Go through the data and copy every line exactly, but not the images.

== Saved entries ==
====================
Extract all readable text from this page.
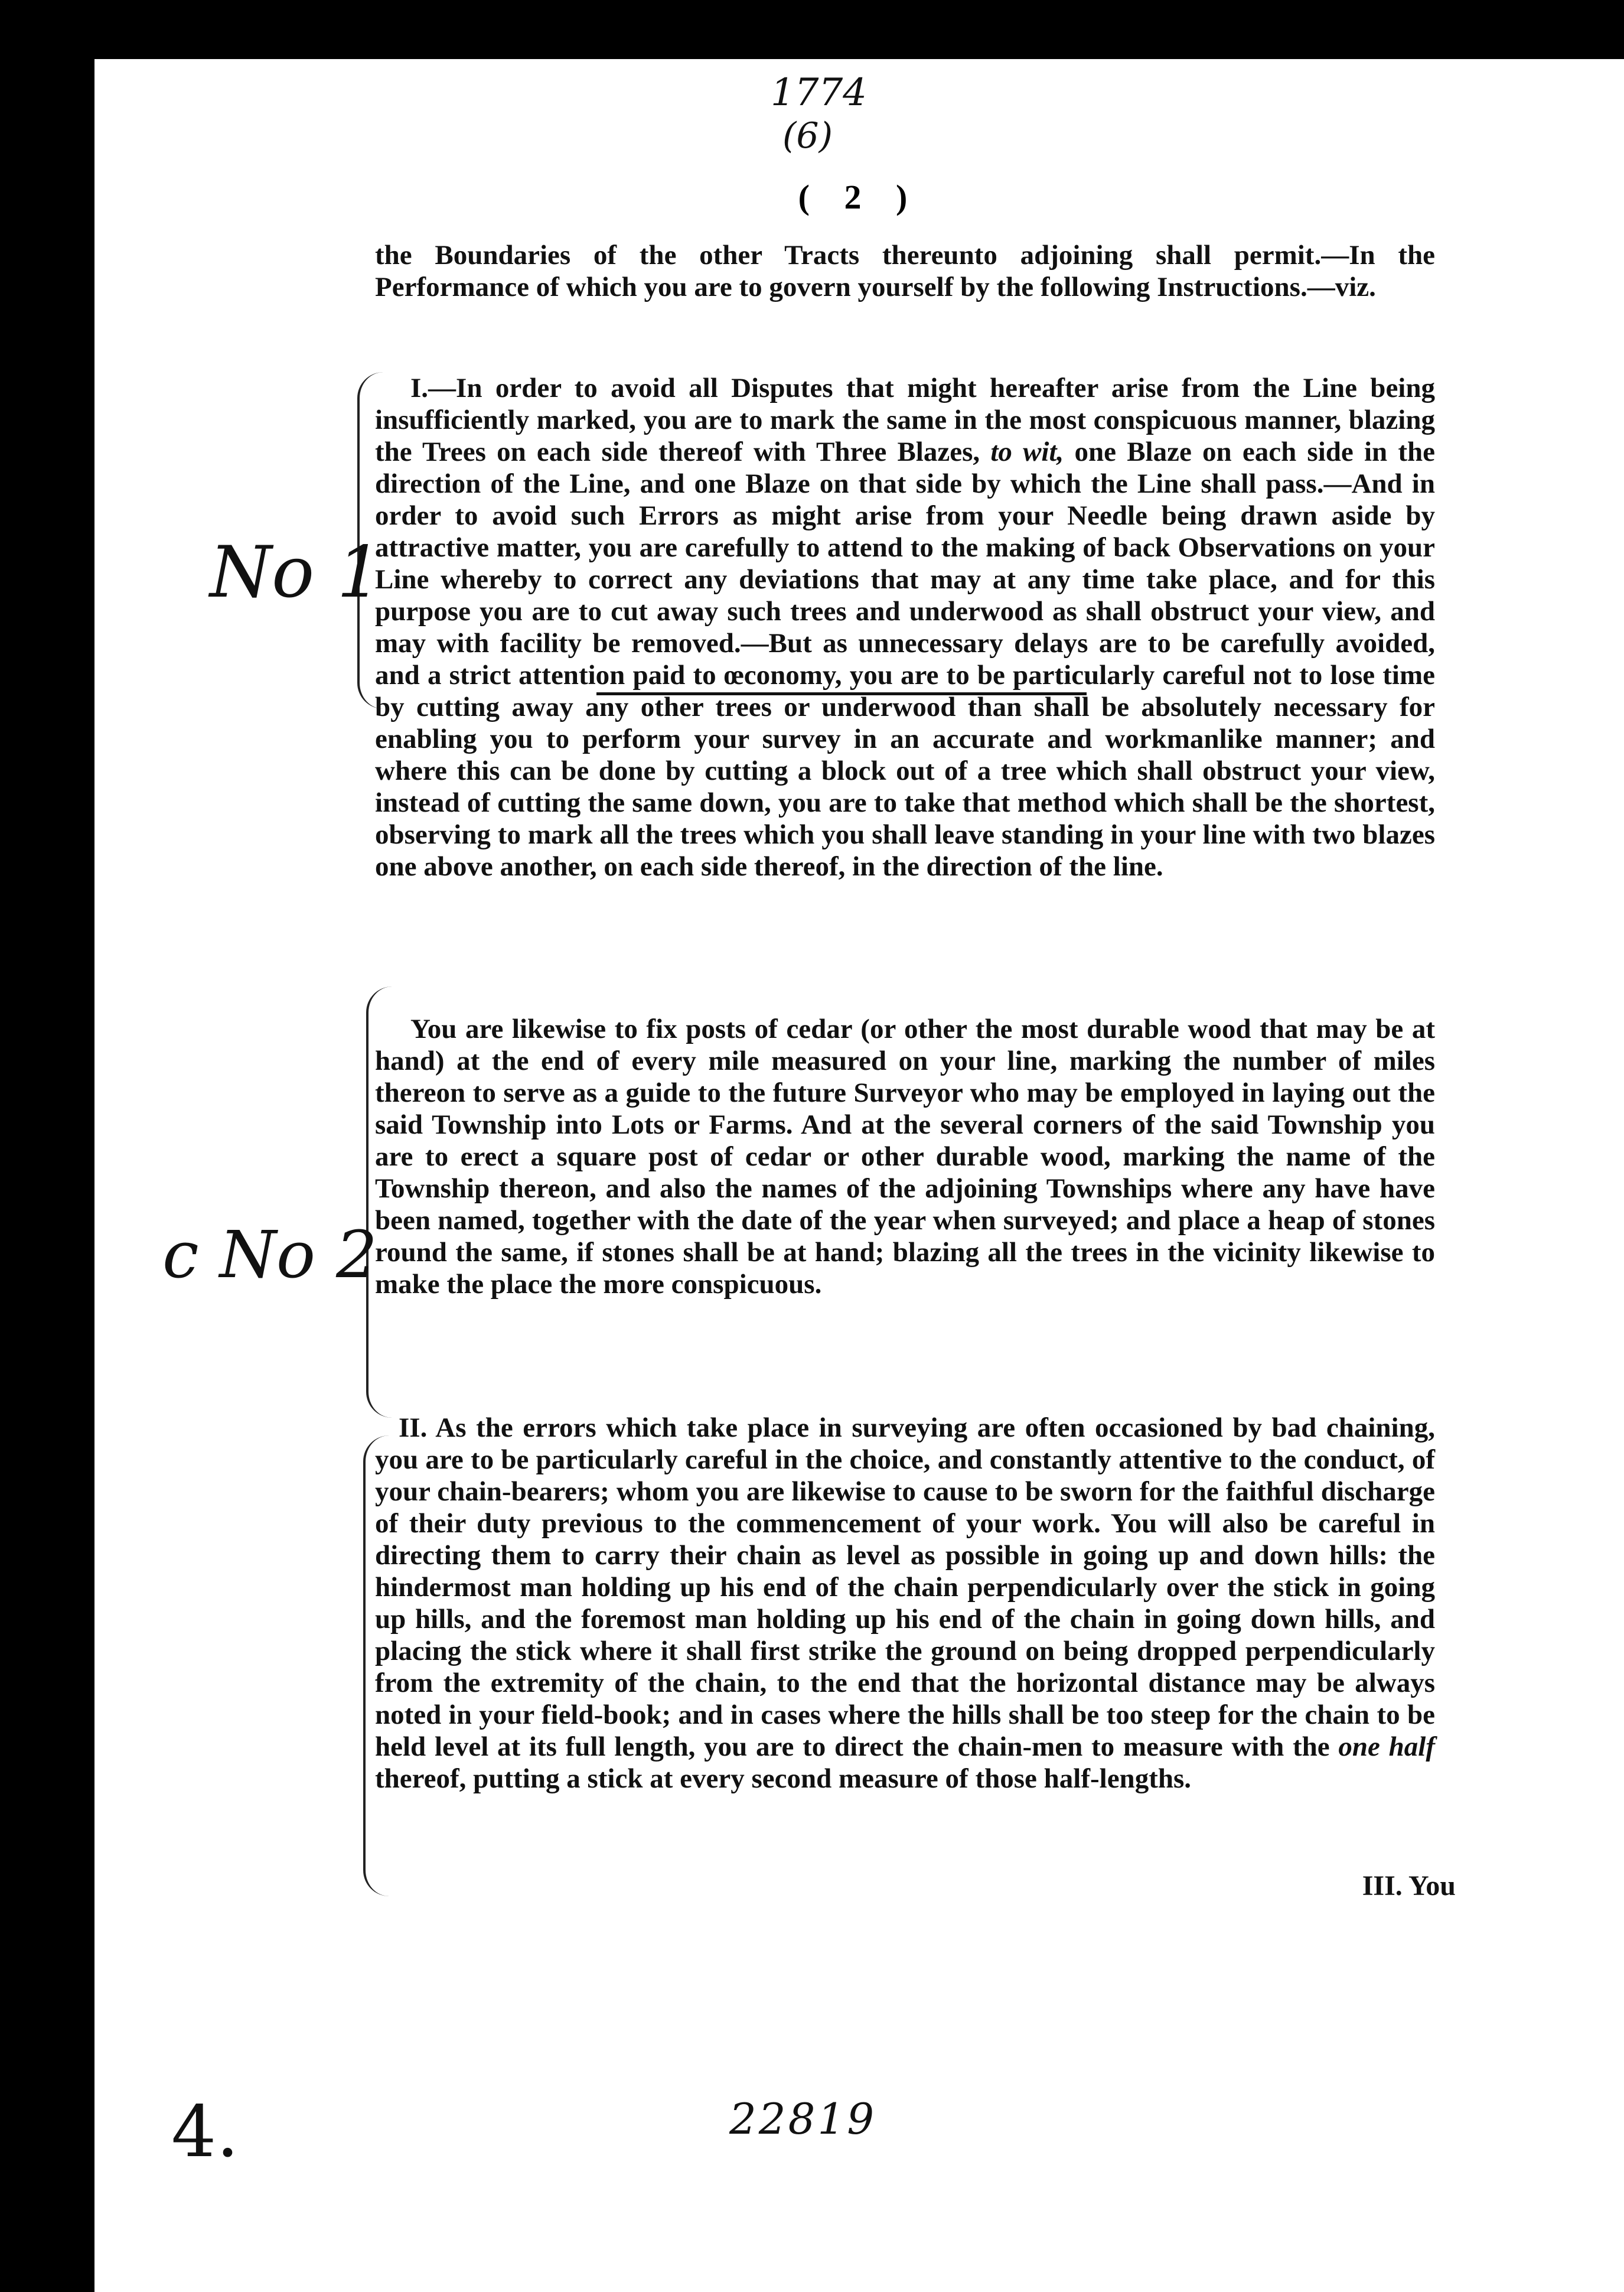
1774
(6)
( 2 )

the Boundaries of the other Tracts thereunto adjoining shall permit.—In the Performance of which you are to govern yourself by the following Instructions.—viz.

I.—In order to avoid all Disputes that might hereafter arise from the Line being insufficiently marked, you are to mark the same in the most conspicuous manner, blazing the Trees on each side thereof with Three Blazes, to wit, one Blaze on each side in the direction of the Line, and one Blaze on that side by which the Line shall pass.—And in order to avoid such Errors as might arise from your Needle being drawn aside by attractive matter, you are carefully to attend to the making of back Observations on your Line whereby to correct any deviations that may at any time take place, and for this purpose you are to cut away such trees and underwood as shall obstruct your view, and may with facility be removed.—But as unnecessary delays are to be carefully avoided, and a strict attention paid to œconomy, you are to be particularly careful not to lose time by cutting away any other trees or underwood than shall be absolutely necessary for enabling you to perform your survey in an accurate and workmanlike manner; and where this can be done by cutting a block out of a tree which shall obstruct your view, instead of cutting the same down, you are to take that method which shall be the shortest, observing to mark all the trees which you shall leave standing in your line with two blazes one above another, on each side thereof, in the direction of the line.

You are likewise to fix posts of cedar (or other the most durable wood that may be at hand) at the end of every mile measured on your line, marking the number of miles thereon to serve as a guide to the future Surveyor who may be employed in laying out the said Township into Lots or Farms. And at the several corners of the said Township you are to erect a square post of cedar or other durable wood, marking the name of the Township thereon, and also the names of the adjoining Townships where any have have been named, together with the date of the year when surveyed; and place a heap of stones round the same, if stones shall be at hand; blazing all the trees in the vicinity likewise to make the place the more conspicuous.

II. As the errors which take place in surveying are often occasioned by bad chaining, you are to be particularly careful in the choice, and constantly attentive to the conduct, of your chain-bearers; whom you are likewise to cause to be sworn for the faithful discharge of their duty previous to the commencement of your work. You will also be careful in directing them to carry their chain as level as possible in going up and down hills: the hindermost man holding up his end of the chain perpendicularly over the stick in going up hills, and the foremost man holding up his end of the chain in going down hills, and placing the stick where it shall first strike the ground on being dropped perpendicularly from the extremity of the chain, to the end that the horizontal distance may be always noted in your field-book; and in cases where the hills shall be too steep for the chain to be held level at its full length, you are to direct the chain-men to measure with the one half thereof, putting a stick at every second measure of those half-lengths.

III. You
No 1
c No 2
4.	22819
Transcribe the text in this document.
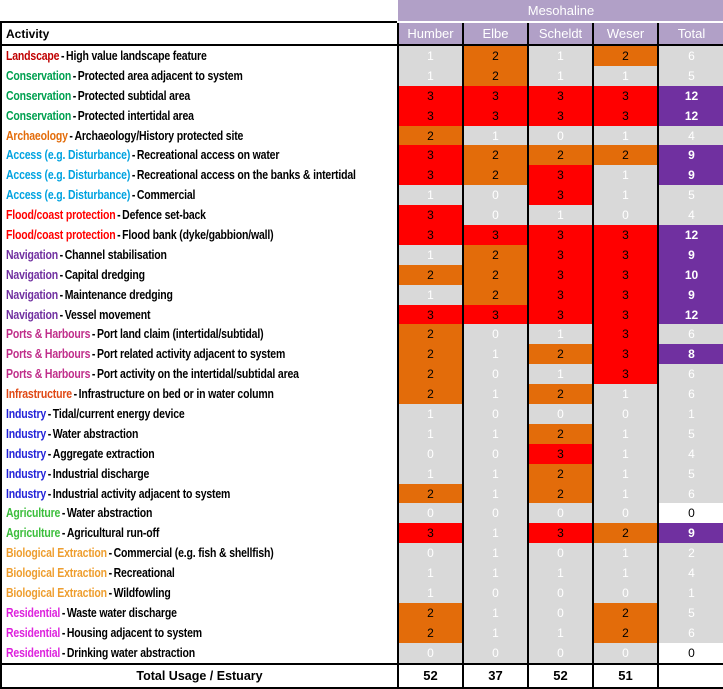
	Mesohaline				
Activity	Humber	Elbe	Scheldt	Weser	Total
Landscape - High value landscape feature	1	2	1	2	6
Conservation - Protected area adjacent to system	1	2	1	1	5
Conservation - Protected subtidal area	3	3	3	3	12
Conservation - Protected intertidal area	3	3	3	3	12
Archaeology - Archaeology/History protected site	2	1	0	1	4
Access (e.g. Disturbance) - Recreational access on water	3	2	2	2	9
Access (e.g. Disturbance) - Recreational access on the banks & intertidal	3	2	3	1	9
Access (e.g. Disturbance) - Commercial	1	0	3	1	5
Flood/coast protection - Defence set-back	3	0	1	0	4
Flood/coast protection - Flood bank (dyke/gabbion/wall)	3	3	3	3	12
Navigation - Channel stabilisation	1	2	3	3	9
Navigation - Capital dredging	2	2	3	3	10
Navigation - Maintenance dredging	1	2	3	3	9
Navigation - Vessel movement	3	3	3	3	12
Ports & Harbours - Port land claim (intertidal/subtidal)	2	0	1	3	6
Ports & Harbours - Port related activity adjacent to system	2	1	2	3	8
Ports & Harbours - Port activity on the intertidal/subtidal area	2	0	1	3	6
Infrastructure - Infrastructure on bed or in water column	2	1	2	1	6
Industry - Tidal/current energy device	1	0	0	0	1
Industry - Water abstraction	1	1	2	1	5
Industry - Aggregate extraction	0	0	3	1	4
Industry - Industrial discharge	1	1	2	1	5
Industry - Industrial activity adjacent to system	2	1	2	1	6
Agriculture - Water abstraction	0	0	0	0	0
Agriculture - Agricultural run-off	3	1	3	2	9
Biological Extraction - Commercial (e.g. fish & shellfish)	0	1	0	1	2
Biological Extraction - Recreational	1	1	1	1	4
Biological Extraction - Wildfowling	1	0	0	0	1
Residential - Waste water discharge	2	1	0	2	5
Residential - Housing adjacent to system	2	1	1	2	6
Residential - Drinking water abstraction	0	0	0	0	0
Total Usage / Estuary	52	37	52	51	
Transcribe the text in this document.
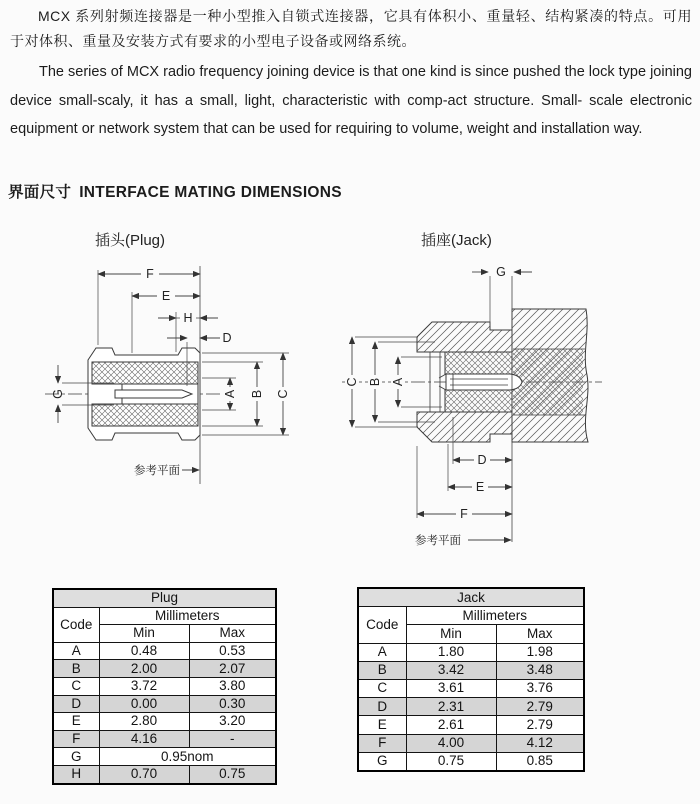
MCX 系列射频连接器是一种小型推入自锁式连接器，它具有体积小、重量轻、结构紧凑的特点。可用于对体积、重量及安装方式有要求的小型电子设备或网络系统。

The series of MCX radio frequency joining device is that one kind is since pushed the lock type joining device small-scaly, it has a small, light, characteristic with comp-act structure. Small- scale electronic equipment or network system that can be used for requiring to volume, weight and installation way.

界面尺寸 INTERFACE MATING DIMENSIONS
插头(Plug)	插座(Jack)
F
E
H
D
G	A B C
参考平面
G
C B A
D
E
F
参考平面
Plug		
Code	Millimeters	
	Min	Max
A	0.48	0.53
B	2.00	2.07
C	3.72	3.80
D	0.00	0.30
E	2.80	3.20
F	4.16	-
G	0.95nom	
H	0.70	0.75
Jack		
Code	Millimeters	
	Min	Max
A	1.80	1.98
B	3.42	3.48
C	3.61	3.76
D	2.31	2.79
E	2.61	2.79
F	4.00	4.12
G	0.75	0.85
====================
== Written response ==
Extract all readable text from this page.
1774
(6)
( 2 )

the Boundaries of the other Tracts thereunto adjoining shall permit.—In the Performance of which you are to govern yourself by the following Instructions.—viz.

I.—In order to avoid all Disputes that might hereafter arise from the Line being insufficiently marked, you are to mark the same in the most conspicuous manner, blazing the Trees on each side thereof with Three Blazes, to wit, one Blaze on each side in the direction of the Line, and one Blaze on that side by which the Line shall pass.—And in order to avoid such Errors as might arise from your Needle being drawn aside by attractive matter, you are carefully to attend to the making of back Observations on your Line whereby to correct any deviations that may at any time take place, and for this purpose you are to cut away such trees and underwood as shall obstruct your view, and may with facility be removed.—But as unnecessary delays are to be carefully avoided, and a strict attention paid to œconomy, you are to be particularly careful not to lose time by cutting away any other trees or underwood than shall be absolutely necessary for enabling you to perform your survey in an accurate and workmanlike manner; and where this can be done by cutting a block out of a tree which shall obstruct your view, instead of cutting the same down, you are to take that method which shall be the shortest, observing to mark all the trees which you shall leave standing in your line with two blazes one above another, on each side thereof, in the direction of the line.

You are likewise to fix posts of cedar (or other the most durable wood that may be at hand) at the end of every mile measured on your line, marking the number of miles thereon to serve as a guide to the future Surveyor who may be employed in laying out the said Township into Lots or Farms. And at the several corners of the said Township you are to erect a square post of cedar or other durable wood, marking the name of the Township thereon, and also the names of the adjoining Townships where any have have been named, together with the date of the year when surveyed; and place a heap of stones round the same, if stones shall be at hand; blazing all the trees in the vicinity likewise to make the place the more conspicuous.

II. As the errors which take place in surveying are often occasioned by bad chaining, you are to be particularly careful in the choice, and constantly attentive to the conduct, of your chain-bearers; whom you are likewise to cause to be sworn for the faithful discharge of their duty previous to the commencement of your work. You will also be careful in directing them to carry their chain as level as possible in going up and down hills: the hindermost man holding up his end of the chain perpendicularly over the stick in going up hills, and the foremost man holding up his end of the chain in going down hills, and placing the stick where it shall first strike the ground on being dropped perpendicularly from the extremity of the chain, to the end that the horizontal distance may be always noted in your field-book; and in cases where the hills shall be too steep for the chain to be held level at its full length, you are to direct the chain-men to measure with the one half thereof, putting a stick at every second measure of those half-lengths.

III. You
No 1
c No 2
4.	22819
Transcribe the text in this document.
	Mesohaline				
Activity	Humber	Elbe	Scheldt	Weser	Total
Landscape - High value landscape feature	1	2	1	2	6
Conservation - Protected area adjacent to system	1	2	1	1	5
Conservation - Protected subtidal area	3	3	3	3	12
Conservation - Protected intertidal area	3	3	3	3	12
Archaeology - Archaeology/History protected site	2	1	0	1	4
Access (e.g. Disturbance) - Recreational access on water	3	2	2	2	9
Access (e.g. Disturbance) - Recreational access on the banks & intertidal	3	2	3	1	9
Access (e.g. Disturbance) - Commercial	1	0	3	1	5
Flood/coast protection - Defence set-back	3	0	1	0	4
Flood/coast protection - Flood bank (dyke/gabbion/wall)	3	3	3	3	12
Navigation - Channel stabilisation	1	2	3	3	9
Navigation - Capital dredging	2	2	3	3	10
Navigation - Maintenance dredging	1	2	3	3	9
Navigation - Vessel movement	3	3	3	3	12
Ports & Harbours - Port land claim (intertidal/subtidal)	2	0	1	3	6
Ports & Harbours - Port related activity adjacent to system	2	1	2	3	8
Ports & Harbours - Port activity on the intertidal/subtidal area	2	0	1	3	6
Infrastructure - Infrastructure on bed or in water column	2	1	2	1	6
Industry - Tidal/current energy device	1	0	0	0	1
Industry - Water abstraction	1	1	2	1	5
Industry - Aggregate extraction	0	0	3	1	4
Industry - Industrial discharge	1	1	2	1	5
Industry - Industrial activity adjacent to system	2	1	2	1	6
Agriculture - Water abstraction	0	0	0	0	0
Agriculture - Agricultural run-off	3	1	3	2	9
Biological Extraction - Commercial (e.g. fish & shellfish)	0	1	0	1	2
Biological Extraction - Recreational	1	1	1	1	4
Biological Extraction - Wildfowling	1	0	0	0	1
Residential - Waste water discharge	2	1	0	2	5
Residential - Housing adjacent to system	2	1	1	2	6
Residential - Drinking water abstraction	0	0	0	0	0
Total Usage / Estuary	52	37	52	51	
Transcribe the text in this document.
MCX 系列射频连接器是一种小型推入自锁式连接器，它具有体积小、重量轻、结构紧凑的特点。可用于对体积、重量及安装方式有要求的小型电子设备或网络系统。

The series of MCX radio frequency joining device is that one kind is since pushed the lock type joining device small-scaly, it has a small, light, characteristic with comp-act structure. Small- scale electronic equipment or network system that can be used for requiring to volume, weight and installation way.

界面尺寸 INTERFACE MATING DIMENSIONS
插头(Plug)	插座(Jack)
F
E
H
D
G	A B C
参考平面
G
C B A
D
E
F
参考平面
Plug		
Code	Millimeters	
	Min	Max
A	0.48	0.53
B	2.00	2.07
C	3.72	3.80
D	0.00	0.30
E	2.80	3.20
F	4.16	-
G	0.95nom	
H	0.70	0.75
Jack		
Code	Millimeters	
	Min	Max
A	1.80	1.98
B	3.42	3.48
C	3.61	3.76
D	2.31	2.79
E	2.61	2.79
F	4.00	4.12
G	0.75	0.85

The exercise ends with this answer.